> WRITTEN INSTRUCTION
Each entry below should be echoed exactly, with pictures omitted.

(Saved data entries)
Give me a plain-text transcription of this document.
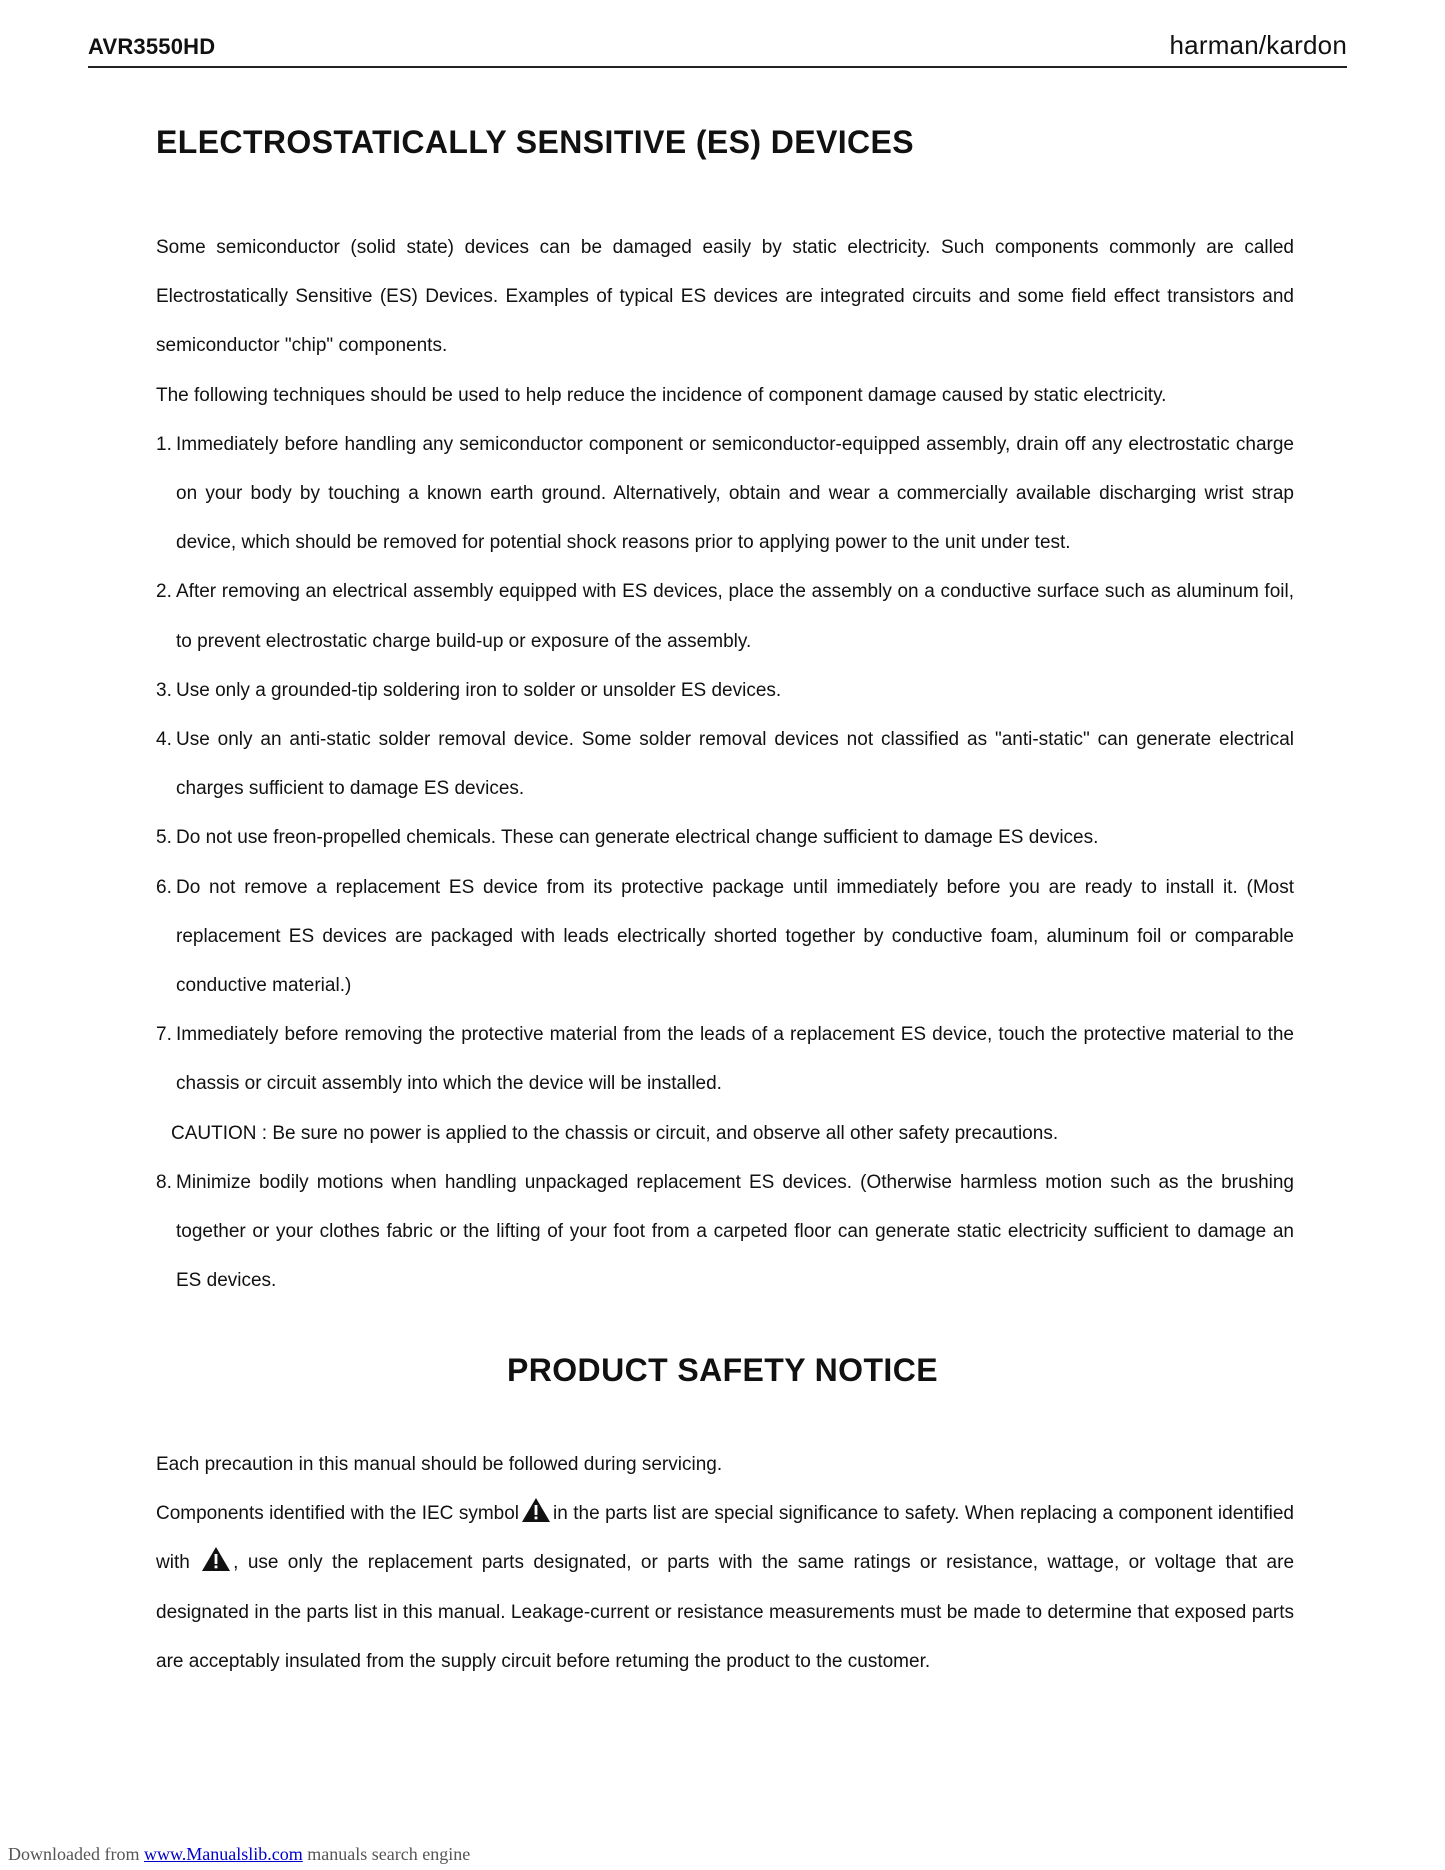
AVR3550HD	harman/kardon
ELECTROSTATICALLY SENSITIVE (ES) DEVICES

Some semiconductor (solid state) devices can be damaged easily by static electricity. Such components commonly are called Electrostatically Sensitive (ES) Devices. Examples of typical ES devices are integrated circuits and some field effect transistors and semiconductor "chip" components.

The following techniques should be used to help reduce the incidence of component damage caused by static electricity.

1. Immediately before handling any semiconductor component or semiconductor-equipped assembly, drain off any electrostatic charge on your body by touching a known earth ground. Alternatively, obtain and wear a commercially available discharging wrist strap device, which should be removed for potential shock reasons prior to applying power to the unit under test.
2. After removing an electrical assembly equipped with ES devices, place the assembly on a conductive surface such as aluminum foil, to prevent electrostatic charge build-up or exposure of the assembly.
3. Use only a grounded-tip soldering iron to solder or unsolder ES devices.
4. Use only an anti-static solder removal device. Some solder removal devices not classified as "anti-static" can generate electrical charges sufficient to damage ES devices.
5. Do not use freon-propelled chemicals. These can generate electrical change sufficient to damage ES devices.
6. Do not remove a replacement ES device from its protective package until immediately before you are ready to install it. (Most replacement ES devices are packaged with leads electrically shorted together by conductive foam, aluminum foil or comparable conductive material.)
7. Immediately before removing the protective material from the leads of a replacement ES device, touch the protective material to the chassis or circuit assembly into which the device will be installed.

CAUTION : Be sure no power is applied to the chassis or circuit, and observe all other safety precautions.

8. Minimize bodily motions when handling unpackaged replacement ES devices. (Otherwise harmless motion such as the brushing together or your clothes fabric or the lifting of your foot from a carpeted floor can generate static electricity sufficient to damage an ES devices.
PRODUCT SAFETY NOTICE

Each precaution in this manual should be followed during servicing.

Components identified with the IEC symbol in the parts list are special significance to safety. When replacing a component identified with , use only the replacement parts designated, or parts with the same ratings or resistance, wattage, or voltage that are designated in the parts list in this manual. Leakage-current or resistance measurements must be made to determine that exposed parts are acceptably insulated from the supply circuit before retuming the product to the customer.

Downloaded from www.Manualslib.com manuals search engine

> TASK RESPONSE
Give me a plain-text transcription of this document.
AVR3550HD	harman/kardon
ELECTROSTATICALLY SENSITIVE (ES) DEVICES

Some semiconductor (solid state) devices can be damaged easily by static electricity. Such components commonly are called Electrostatically Sensitive (ES) Devices. Examples of typical ES devices are integrated circuits and some field effect transistors and semiconductor "chip" components.

The following techniques should be used to help reduce the incidence of component damage caused by static electricity.

1. Immediately before handling any semiconductor component or semiconductor-equipped assembly, drain off any electrostatic charge on your body by touching a known earth ground. Alternatively, obtain and wear a commercially available discharging wrist strap device, which should be removed for potential shock reasons prior to applying power to the unit under test.
2. After removing an electrical assembly equipped with ES devices, place the assembly on a conductive surface such as aluminum foil, to prevent electrostatic charge build-up or exposure of the assembly.
3. Use only a grounded-tip soldering iron to solder or unsolder ES devices.
4. Use only an anti-static solder removal device. Some solder removal devices not classified as "anti-static" can generate electrical charges sufficient to damage ES devices.
5. Do not use freon-propelled chemicals. These can generate electrical change sufficient to damage ES devices.
6. Do not remove a replacement ES device from its protective package until immediately before you are ready to install it. (Most replacement ES devices are packaged with leads electrically shorted together by conductive foam, aluminum foil or comparable conductive material.)
7. Immediately before removing the protective material from the leads of a replacement ES device, touch the protective material to the chassis or circuit assembly into which the device will be installed.

CAUTION : Be sure no power is applied to the chassis or circuit, and observe all other safety precautions.

8. Minimize bodily motions when handling unpackaged replacement ES devices. (Otherwise harmless motion such as the brushing together or your clothes fabric or the lifting of your foot from a carpeted floor can generate static electricity sufficient to damage an ES devices.
PRODUCT SAFETY NOTICE

Each precaution in this manual should be followed during servicing.

Components identified with the IEC symbol in the parts list are special significance to safety. When replacing a component identified with , use only the replacement parts designated, or parts with the same ratings or resistance, wattage, or voltage that are designated in the parts list in this manual. Leakage-current or resistance measurements must be made to determine that exposed parts are acceptably insulated from the supply circuit before retuming the product to the customer.

Downloaded from www.Manualslib.com manuals search engine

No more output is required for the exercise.